WORK TO BE COMPLETED> Extract all lines that hold the string "JSON".

++++ TASK INPUTS

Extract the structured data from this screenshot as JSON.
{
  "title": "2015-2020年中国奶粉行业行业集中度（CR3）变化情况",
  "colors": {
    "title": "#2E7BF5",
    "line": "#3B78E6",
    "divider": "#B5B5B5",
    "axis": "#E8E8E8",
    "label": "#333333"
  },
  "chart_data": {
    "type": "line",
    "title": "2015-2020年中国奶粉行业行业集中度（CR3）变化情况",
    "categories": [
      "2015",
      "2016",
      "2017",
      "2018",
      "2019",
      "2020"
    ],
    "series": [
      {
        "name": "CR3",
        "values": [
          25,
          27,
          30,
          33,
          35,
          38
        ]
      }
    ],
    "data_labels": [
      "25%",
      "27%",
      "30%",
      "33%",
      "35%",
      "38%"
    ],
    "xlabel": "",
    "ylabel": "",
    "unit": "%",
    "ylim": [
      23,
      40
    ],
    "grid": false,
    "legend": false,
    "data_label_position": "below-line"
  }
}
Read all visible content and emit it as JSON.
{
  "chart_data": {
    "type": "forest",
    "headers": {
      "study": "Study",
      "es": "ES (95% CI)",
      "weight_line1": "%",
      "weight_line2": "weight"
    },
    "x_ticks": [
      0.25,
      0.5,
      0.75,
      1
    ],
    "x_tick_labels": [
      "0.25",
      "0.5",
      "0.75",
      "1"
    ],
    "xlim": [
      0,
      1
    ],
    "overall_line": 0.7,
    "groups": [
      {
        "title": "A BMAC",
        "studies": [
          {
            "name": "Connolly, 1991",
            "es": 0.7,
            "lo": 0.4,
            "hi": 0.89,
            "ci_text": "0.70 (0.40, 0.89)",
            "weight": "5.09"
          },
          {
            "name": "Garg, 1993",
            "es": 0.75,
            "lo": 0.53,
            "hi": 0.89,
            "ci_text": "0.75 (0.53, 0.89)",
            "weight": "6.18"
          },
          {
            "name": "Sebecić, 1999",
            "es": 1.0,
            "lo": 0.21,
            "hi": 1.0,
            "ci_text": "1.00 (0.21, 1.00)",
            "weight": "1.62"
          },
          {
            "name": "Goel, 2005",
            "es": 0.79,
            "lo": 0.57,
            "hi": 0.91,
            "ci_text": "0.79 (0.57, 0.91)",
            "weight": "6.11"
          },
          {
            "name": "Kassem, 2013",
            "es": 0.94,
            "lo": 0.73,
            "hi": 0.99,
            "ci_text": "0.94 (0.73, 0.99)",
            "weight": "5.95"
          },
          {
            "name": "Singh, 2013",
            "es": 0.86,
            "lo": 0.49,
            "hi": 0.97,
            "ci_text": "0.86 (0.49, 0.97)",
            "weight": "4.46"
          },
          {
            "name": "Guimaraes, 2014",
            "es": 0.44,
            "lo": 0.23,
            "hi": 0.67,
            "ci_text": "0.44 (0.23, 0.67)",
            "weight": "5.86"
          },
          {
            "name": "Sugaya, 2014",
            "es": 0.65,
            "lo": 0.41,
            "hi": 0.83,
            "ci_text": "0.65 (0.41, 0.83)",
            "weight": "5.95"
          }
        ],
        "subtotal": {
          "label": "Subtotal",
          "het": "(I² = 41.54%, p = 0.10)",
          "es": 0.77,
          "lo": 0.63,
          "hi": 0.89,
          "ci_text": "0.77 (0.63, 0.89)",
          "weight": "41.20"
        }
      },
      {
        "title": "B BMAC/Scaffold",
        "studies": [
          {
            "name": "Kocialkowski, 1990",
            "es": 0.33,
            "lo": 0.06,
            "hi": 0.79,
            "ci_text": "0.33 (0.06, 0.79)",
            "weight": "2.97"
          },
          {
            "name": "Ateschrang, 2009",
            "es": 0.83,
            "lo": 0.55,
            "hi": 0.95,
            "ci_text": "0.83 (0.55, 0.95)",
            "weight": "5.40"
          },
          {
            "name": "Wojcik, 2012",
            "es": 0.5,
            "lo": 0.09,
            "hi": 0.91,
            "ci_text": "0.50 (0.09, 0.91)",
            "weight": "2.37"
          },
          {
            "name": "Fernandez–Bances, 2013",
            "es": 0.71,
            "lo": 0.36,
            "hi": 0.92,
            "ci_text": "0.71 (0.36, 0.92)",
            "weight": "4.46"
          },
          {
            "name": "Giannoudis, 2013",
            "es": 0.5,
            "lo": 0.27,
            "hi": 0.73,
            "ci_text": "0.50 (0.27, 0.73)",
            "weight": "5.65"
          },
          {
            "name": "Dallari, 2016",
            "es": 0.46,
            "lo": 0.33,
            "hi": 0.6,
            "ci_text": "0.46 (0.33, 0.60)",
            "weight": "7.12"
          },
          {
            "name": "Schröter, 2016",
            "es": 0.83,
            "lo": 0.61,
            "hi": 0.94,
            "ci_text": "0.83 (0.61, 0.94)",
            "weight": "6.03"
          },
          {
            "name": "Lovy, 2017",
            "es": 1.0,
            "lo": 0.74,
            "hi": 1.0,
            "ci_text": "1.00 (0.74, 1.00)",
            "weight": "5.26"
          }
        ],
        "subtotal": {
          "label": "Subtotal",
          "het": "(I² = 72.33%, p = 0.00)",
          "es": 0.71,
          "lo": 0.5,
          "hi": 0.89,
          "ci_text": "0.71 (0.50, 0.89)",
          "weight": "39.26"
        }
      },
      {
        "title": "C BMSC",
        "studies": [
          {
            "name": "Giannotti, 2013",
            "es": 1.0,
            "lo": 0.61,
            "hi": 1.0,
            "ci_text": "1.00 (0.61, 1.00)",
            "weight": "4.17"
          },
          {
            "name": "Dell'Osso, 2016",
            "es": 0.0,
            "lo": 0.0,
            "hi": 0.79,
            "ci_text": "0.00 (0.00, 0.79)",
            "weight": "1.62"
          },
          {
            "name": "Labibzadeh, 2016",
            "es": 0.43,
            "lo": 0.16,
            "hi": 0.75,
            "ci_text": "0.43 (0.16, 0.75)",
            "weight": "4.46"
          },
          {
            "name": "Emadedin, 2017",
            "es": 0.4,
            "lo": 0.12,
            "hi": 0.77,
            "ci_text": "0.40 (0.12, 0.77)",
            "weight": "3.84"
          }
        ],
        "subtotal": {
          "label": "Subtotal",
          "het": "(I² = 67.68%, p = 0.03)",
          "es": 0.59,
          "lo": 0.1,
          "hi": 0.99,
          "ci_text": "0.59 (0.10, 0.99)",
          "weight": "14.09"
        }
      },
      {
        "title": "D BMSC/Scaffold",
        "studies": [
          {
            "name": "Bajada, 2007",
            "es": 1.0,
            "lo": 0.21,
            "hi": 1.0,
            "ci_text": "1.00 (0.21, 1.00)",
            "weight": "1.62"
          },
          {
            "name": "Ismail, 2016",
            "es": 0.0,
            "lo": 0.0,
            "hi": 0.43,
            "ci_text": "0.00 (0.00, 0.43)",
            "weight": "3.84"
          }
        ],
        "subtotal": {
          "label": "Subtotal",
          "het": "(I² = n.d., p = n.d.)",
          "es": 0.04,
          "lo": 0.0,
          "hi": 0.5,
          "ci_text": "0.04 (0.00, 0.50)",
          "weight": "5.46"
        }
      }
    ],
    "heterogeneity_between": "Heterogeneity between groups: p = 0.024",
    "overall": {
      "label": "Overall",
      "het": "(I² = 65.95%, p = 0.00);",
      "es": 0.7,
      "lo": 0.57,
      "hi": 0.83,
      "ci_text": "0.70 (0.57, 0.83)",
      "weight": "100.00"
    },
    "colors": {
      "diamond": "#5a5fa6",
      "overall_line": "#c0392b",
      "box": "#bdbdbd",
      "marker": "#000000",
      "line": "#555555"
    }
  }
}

++++++++

RESPONSE TO THIS EXERCISE>
Extract the structured data from this screenshot as JSON.
Read all visible content and emit it as JSON.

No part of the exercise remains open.